Extracted material:
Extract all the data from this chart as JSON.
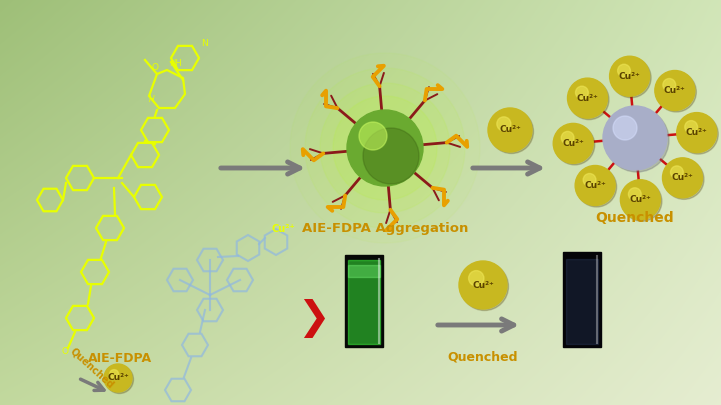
{
  "text_aie_fdpa": "AIE-FDPA",
  "text_aggregation": "AIE-FDPA Aggregation",
  "text_quenched_top": "Quenched",
  "text_quenched_bottom": "Quenched",
  "arrow_color": "#7a7a7a",
  "yc": "#e8ff00",
  "bc": "#90b8e0",
  "cu_ball_color": "#c8b820",
  "center_ball_color": "#a8aec8",
  "agg_ball_color": "#6aaa30",
  "lightning_color": "#e8a000",
  "branch_color": "#8b1a1a",
  "label_color": "#c89000",
  "red_chevron_color": "#cc1010",
  "bg_tl": [
    0.62,
    0.75,
    0.47
  ],
  "bg_tr": [
    0.82,
    0.9,
    0.72
  ],
  "bg_bl": [
    0.76,
    0.85,
    0.62
  ],
  "bg_br": [
    0.9,
    0.93,
    0.82
  ]
}
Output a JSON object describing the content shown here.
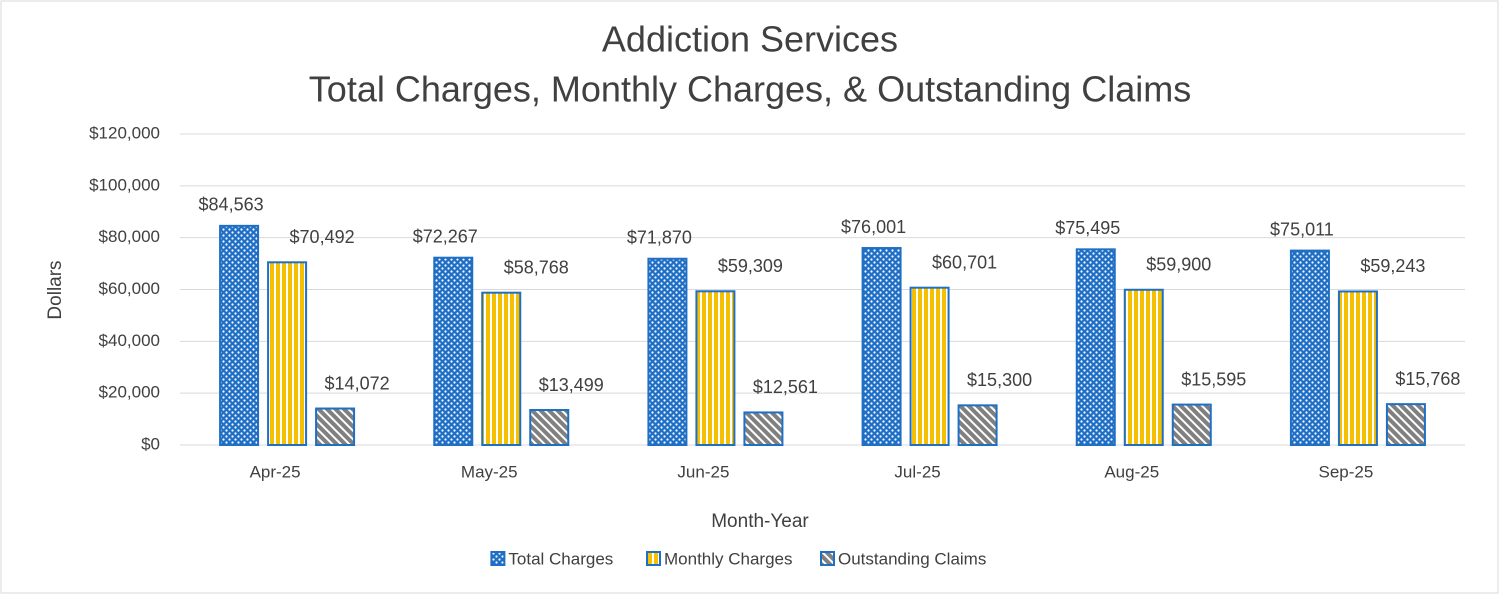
{
  "chart_data": {
    "type": "bar",
    "title": "Addiction Services",
    "subtitle": "Total Charges, Monthly Charges, & Outstanding Claims",
    "x_label": "Month-Year",
    "y_label": "Dollars",
    "categories": [
      "Apr-25",
      "May-25",
      "Jun-25",
      "Jul-25",
      "Aug-25",
      "Sep-25"
    ],
    "series": [
      {
        "name": "Total Charges",
        "color": "#1f6fc5",
        "values": [
          84563,
          72267,
          71870,
          76001,
          75495,
          75011
        ],
        "value_labels": [
          "$84,563",
          "$72,267",
          "$71,870",
          "$76,001",
          "$75,495",
          "$75,011"
        ]
      },
      {
        "name": "Monthly Charges",
        "color": "#f5c000",
        "values": [
          70492,
          58768,
          59309,
          60701,
          59900,
          59243
        ],
        "value_labels": [
          "$70,492",
          "$58,768",
          "$59,309",
          "$60,701",
          "$59,900",
          "$59,243"
        ]
      },
      {
        "name": "Outstanding Claims",
        "color": "#808080",
        "values": [
          14072,
          13499,
          12561,
          15300,
          15595,
          15768
        ],
        "value_labels": [
          "$14,072",
          "$13,499",
          "$12,561",
          "$15,300",
          "$15,595",
          "$15,768"
        ]
      }
    ],
    "ylim": [
      0,
      120000
    ],
    "yticks": [
      {
        "value": 0,
        "label": "$0"
      },
      {
        "value": 20000,
        "label": "$20,000"
      },
      {
        "value": 40000,
        "label": "$40,000"
      },
      {
        "value": 60000,
        "label": "$60,000"
      },
      {
        "value": 80000,
        "label": "$80,000"
      },
      {
        "value": 100000,
        "label": "$100,000"
      },
      {
        "value": 120000,
        "label": "$120,000"
      }
    ],
    "grid": true,
    "legend": "bottom"
  }
}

Exercise description: Exclude the images, then output the data above word for word.

Solution below:
Extract all the data from this chart as JSON.
{
  "text_aie_fdpa": "AIE-FDPA",
  "text_aggregation": "AIE-FDPA Aggregation",
  "text_quenched_top": "Quenched",
  "text_quenched_bottom": "Quenched",
  "arrow_color": "#7a7a7a",
  "yc": "#e8ff00",
  "bc": "#90b8e0",
  "cu_ball_color": "#c8b820",
  "center_ball_color": "#a8aec8",
  "agg_ball_color": "#6aaa30",
  "lightning_color": "#e8a000",
  "branch_color": "#8b1a1a",
  "label_color": "#c89000",
  "red_chevron_color": "#cc1010",
  "bg_tl": [
    0.62,
    0.75,
    0.47
  ],
  "bg_tr": [
    0.82,
    0.9,
    0.72
  ],
  "bg_bl": [
    0.76,
    0.85,
    0.62
  ],
  "bg_br": [
    0.9,
    0.93,
    0.82
  ]
}
Output a JSON object describing the content shown here.
{
  "chart_data": {
    "type": "bar",
    "title": "Addiction Services",
    "subtitle": "Total Charges, Monthly Charges, & Outstanding Claims",
    "x_label": "Month-Year",
    "y_label": "Dollars",
    "categories": [
      "Apr-25",
      "May-25",
      "Jun-25",
      "Jul-25",
      "Aug-25",
      "Sep-25"
    ],
    "series": [
      {
        "name": "Total Charges",
        "color": "#1f6fc5",
        "values": [
          84563,
          72267,
          71870,
          76001,
          75495,
          75011
        ],
        "value_labels": [
          "$84,563",
          "$72,267",
          "$71,870",
          "$76,001",
          "$75,495",
          "$75,011"
        ]
      },
      {
        "name": "Monthly Charges",
        "color": "#f5c000",
        "values": [
          70492,
          58768,
          59309,
          60701,
          59900,
          59243
        ],
        "value_labels": [
          "$70,492",
          "$58,768",
          "$59,309",
          "$60,701",
          "$59,900",
          "$59,243"
        ]
      },
      {
        "name": "Outstanding Claims",
        "color": "#808080",
        "values": [
          14072,
          13499,
          12561,
          15300,
          15595,
          15768
        ],
        "value_labels": [
          "$14,072",
          "$13,499",
          "$12,561",
          "$15,300",
          "$15,595",
          "$15,768"
        ]
      }
    ],
    "ylim": [
      0,
      120000
    ],
    "yticks": [
      {
        "value": 0,
        "label": "$0"
      },
      {
        "value": 20000,
        "label": "$20,000"
      },
      {
        "value": 40000,
        "label": "$40,000"
      },
      {
        "value": 60000,
        "label": "$60,000"
      },
      {
        "value": 80000,
        "label": "$80,000"
      },
      {
        "value": 100000,
        "label": "$100,000"
      },
      {
        "value": 120000,
        "label": "$120,000"
      }
    ],
    "grid": true,
    "legend": "bottom"
  }
}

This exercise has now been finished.